*Provided records*:
________

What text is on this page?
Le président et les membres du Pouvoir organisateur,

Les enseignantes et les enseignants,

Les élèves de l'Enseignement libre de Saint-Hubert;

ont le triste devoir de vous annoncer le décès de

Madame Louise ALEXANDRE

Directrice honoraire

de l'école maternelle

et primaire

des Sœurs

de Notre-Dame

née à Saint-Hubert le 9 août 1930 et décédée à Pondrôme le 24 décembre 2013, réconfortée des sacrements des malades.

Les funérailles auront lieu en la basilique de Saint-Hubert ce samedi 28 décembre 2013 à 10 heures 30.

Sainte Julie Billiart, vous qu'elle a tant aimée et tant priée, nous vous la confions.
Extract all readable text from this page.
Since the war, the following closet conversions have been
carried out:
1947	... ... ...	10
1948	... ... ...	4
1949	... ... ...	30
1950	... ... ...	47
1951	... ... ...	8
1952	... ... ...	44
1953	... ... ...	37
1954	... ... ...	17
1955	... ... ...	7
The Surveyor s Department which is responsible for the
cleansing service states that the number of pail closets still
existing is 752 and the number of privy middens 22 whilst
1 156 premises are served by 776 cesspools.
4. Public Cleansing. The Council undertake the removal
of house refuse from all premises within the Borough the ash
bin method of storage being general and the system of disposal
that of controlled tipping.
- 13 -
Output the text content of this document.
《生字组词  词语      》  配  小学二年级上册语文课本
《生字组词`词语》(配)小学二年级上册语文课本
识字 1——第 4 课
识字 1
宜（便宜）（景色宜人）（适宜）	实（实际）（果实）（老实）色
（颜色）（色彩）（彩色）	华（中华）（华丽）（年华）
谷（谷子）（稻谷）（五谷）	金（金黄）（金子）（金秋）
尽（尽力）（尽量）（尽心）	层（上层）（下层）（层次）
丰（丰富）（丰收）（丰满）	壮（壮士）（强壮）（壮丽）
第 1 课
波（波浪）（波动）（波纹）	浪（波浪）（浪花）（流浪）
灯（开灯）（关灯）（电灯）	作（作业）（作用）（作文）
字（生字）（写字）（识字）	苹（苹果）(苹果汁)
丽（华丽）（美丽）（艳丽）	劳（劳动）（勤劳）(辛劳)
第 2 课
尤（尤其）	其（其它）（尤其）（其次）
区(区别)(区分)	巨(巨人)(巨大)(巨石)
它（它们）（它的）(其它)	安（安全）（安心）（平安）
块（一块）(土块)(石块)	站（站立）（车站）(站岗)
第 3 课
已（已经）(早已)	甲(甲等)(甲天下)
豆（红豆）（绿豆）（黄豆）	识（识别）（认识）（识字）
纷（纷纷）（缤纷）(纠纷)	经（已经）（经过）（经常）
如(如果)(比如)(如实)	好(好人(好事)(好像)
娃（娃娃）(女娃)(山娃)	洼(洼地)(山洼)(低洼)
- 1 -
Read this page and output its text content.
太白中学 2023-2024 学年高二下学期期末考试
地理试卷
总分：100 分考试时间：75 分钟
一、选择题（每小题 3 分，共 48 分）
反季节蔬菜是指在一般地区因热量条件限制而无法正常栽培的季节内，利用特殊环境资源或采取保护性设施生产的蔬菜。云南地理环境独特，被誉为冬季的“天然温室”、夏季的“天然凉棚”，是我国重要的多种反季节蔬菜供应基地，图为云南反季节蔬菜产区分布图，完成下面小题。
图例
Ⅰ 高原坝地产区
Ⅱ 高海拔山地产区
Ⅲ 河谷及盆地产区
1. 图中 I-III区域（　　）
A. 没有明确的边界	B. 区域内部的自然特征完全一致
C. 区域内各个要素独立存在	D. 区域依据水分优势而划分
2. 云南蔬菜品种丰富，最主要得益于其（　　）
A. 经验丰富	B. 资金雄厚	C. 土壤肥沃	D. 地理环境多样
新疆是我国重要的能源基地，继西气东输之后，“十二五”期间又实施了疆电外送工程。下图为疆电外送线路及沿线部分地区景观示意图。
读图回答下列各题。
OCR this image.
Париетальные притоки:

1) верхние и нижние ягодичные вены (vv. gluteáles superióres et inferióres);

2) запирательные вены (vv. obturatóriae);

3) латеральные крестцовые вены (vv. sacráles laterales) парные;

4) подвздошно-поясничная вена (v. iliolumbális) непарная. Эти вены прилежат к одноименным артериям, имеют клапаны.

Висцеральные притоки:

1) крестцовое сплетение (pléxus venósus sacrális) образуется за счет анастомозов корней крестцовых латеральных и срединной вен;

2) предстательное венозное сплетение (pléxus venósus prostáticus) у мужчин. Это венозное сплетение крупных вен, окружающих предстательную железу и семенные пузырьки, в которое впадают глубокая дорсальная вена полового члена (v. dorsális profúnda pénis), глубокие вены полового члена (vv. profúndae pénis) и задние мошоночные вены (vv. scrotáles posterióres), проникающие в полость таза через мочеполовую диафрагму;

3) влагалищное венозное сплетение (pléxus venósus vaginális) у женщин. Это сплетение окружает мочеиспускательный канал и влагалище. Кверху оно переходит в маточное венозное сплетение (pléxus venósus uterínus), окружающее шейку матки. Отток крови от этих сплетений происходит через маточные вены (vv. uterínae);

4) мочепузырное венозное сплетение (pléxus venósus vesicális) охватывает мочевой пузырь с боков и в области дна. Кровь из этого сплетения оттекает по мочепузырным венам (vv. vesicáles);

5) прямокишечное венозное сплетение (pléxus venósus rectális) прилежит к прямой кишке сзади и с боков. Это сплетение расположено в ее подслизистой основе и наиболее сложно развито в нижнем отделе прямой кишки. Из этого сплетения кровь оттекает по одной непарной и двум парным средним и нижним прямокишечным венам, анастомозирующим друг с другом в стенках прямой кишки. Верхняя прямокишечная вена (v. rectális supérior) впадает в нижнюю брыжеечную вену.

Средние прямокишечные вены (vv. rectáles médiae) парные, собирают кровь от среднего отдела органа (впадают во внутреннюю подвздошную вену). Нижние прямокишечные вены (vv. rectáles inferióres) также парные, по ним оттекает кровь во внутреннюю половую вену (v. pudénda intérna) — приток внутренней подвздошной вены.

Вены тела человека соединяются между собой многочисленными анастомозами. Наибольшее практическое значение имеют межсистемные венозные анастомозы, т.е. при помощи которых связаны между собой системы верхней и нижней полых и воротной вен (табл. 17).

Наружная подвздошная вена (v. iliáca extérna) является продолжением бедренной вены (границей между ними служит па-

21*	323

________

*Aim of the task*: Scan the records above for the string "page", then select every line that holds it.

*Solution for this exercise*:
What text is on this page?
Extract all readable text from this page.
Read this page and output its text content.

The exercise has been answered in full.